Aim of the exercise: Reproduce each line bearing the word "title".

Exercise data:
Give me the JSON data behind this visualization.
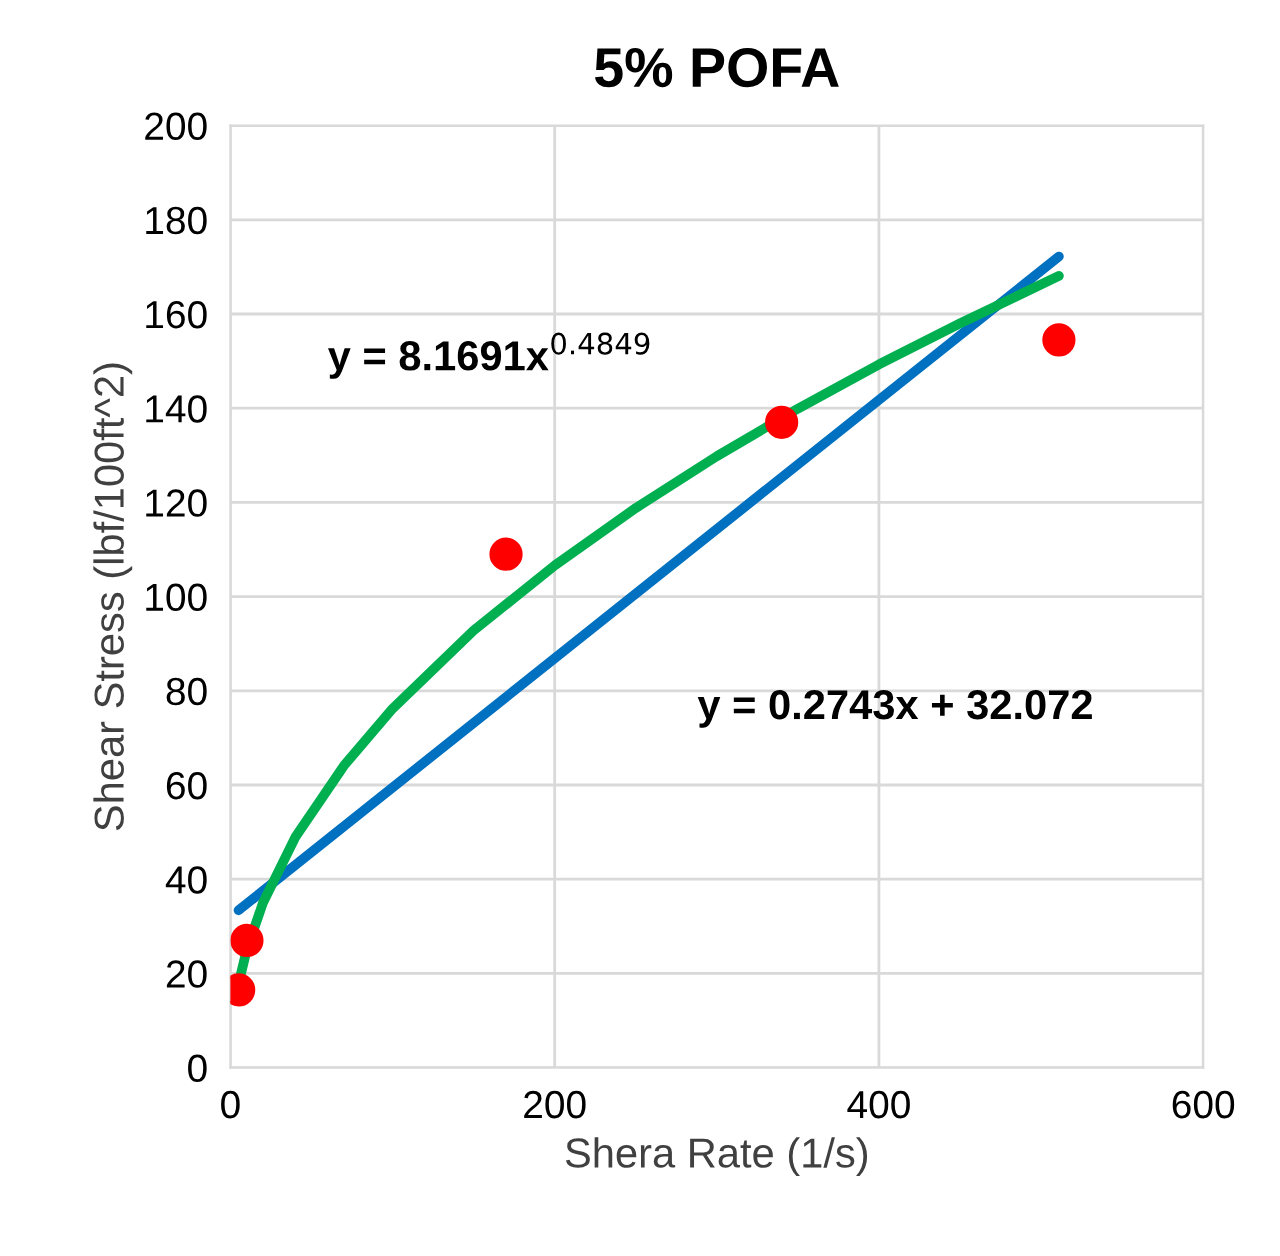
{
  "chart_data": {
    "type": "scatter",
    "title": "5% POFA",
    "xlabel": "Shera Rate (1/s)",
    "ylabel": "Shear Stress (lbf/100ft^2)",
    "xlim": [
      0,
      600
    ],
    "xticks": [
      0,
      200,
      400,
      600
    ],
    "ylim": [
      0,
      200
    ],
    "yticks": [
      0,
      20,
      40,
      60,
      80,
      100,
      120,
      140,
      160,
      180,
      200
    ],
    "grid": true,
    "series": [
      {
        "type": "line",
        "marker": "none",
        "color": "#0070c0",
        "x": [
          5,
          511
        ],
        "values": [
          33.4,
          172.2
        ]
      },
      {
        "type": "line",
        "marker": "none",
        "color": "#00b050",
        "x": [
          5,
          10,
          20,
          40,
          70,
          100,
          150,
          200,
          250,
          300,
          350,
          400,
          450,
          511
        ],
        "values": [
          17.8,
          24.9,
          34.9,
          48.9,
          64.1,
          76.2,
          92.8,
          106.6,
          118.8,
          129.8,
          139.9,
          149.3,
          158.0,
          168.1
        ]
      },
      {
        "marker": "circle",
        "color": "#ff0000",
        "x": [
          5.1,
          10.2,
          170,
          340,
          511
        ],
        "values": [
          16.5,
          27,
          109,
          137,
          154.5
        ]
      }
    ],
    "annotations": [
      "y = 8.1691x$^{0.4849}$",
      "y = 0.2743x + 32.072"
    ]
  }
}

* * *

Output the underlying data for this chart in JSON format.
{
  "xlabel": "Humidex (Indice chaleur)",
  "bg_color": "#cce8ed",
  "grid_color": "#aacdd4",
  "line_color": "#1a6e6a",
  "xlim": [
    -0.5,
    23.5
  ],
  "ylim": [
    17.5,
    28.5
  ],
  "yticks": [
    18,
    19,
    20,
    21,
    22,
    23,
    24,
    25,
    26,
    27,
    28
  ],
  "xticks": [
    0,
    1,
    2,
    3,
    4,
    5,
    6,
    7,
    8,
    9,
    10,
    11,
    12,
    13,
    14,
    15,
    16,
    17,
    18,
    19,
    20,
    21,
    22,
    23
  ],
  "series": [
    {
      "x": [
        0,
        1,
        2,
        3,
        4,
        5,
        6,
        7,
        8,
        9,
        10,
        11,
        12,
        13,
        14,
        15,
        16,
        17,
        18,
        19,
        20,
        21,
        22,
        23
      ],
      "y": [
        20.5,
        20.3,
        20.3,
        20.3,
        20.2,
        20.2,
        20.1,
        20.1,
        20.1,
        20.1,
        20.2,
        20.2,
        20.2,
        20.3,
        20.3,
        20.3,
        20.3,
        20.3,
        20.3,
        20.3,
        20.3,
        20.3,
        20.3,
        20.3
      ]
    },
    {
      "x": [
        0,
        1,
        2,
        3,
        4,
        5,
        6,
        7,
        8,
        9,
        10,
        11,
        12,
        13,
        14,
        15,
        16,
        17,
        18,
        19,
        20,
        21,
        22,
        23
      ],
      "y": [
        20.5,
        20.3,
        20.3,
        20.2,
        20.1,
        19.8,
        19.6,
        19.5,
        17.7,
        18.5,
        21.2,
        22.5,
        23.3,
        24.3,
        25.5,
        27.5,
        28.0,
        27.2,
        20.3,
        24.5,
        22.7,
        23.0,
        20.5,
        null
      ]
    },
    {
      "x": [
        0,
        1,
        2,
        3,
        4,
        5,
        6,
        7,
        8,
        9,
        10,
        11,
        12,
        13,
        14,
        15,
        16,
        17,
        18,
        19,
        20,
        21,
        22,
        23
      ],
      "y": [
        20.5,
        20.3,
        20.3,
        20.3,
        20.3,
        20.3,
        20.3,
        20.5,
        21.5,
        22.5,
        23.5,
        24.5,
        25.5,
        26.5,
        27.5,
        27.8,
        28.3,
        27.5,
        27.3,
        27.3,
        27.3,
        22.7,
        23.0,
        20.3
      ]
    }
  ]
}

---

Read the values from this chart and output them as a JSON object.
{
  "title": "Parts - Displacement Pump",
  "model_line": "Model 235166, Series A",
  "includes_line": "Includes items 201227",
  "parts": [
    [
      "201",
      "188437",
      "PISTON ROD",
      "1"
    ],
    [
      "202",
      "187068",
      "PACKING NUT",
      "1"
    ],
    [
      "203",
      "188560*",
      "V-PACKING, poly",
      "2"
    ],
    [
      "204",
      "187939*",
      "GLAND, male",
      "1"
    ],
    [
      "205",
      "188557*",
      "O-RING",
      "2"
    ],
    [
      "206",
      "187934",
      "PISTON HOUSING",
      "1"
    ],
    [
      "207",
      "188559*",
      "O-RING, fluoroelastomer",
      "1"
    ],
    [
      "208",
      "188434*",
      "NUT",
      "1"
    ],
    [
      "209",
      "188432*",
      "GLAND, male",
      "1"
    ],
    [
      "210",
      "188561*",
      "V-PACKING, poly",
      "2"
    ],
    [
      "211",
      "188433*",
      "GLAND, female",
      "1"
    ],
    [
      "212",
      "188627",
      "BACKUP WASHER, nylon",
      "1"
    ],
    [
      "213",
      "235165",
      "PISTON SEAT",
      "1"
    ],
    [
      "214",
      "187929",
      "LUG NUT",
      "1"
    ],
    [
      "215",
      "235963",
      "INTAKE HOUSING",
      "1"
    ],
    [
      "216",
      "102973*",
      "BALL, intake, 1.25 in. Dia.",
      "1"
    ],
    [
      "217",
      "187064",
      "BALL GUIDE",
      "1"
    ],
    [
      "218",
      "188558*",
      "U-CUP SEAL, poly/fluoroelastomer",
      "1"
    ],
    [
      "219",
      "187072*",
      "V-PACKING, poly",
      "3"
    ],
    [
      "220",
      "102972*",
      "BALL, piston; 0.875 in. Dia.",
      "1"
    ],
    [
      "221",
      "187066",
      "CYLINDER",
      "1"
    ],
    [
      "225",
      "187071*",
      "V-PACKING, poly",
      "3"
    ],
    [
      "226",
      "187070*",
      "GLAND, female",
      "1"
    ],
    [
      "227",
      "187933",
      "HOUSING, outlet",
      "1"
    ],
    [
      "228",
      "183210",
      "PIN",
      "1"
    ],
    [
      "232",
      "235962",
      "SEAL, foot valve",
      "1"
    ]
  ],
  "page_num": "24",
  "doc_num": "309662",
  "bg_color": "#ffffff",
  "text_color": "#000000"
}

Exercise result:
    "title": "5% POFA",
  "title": "Parts - Displacement Pump",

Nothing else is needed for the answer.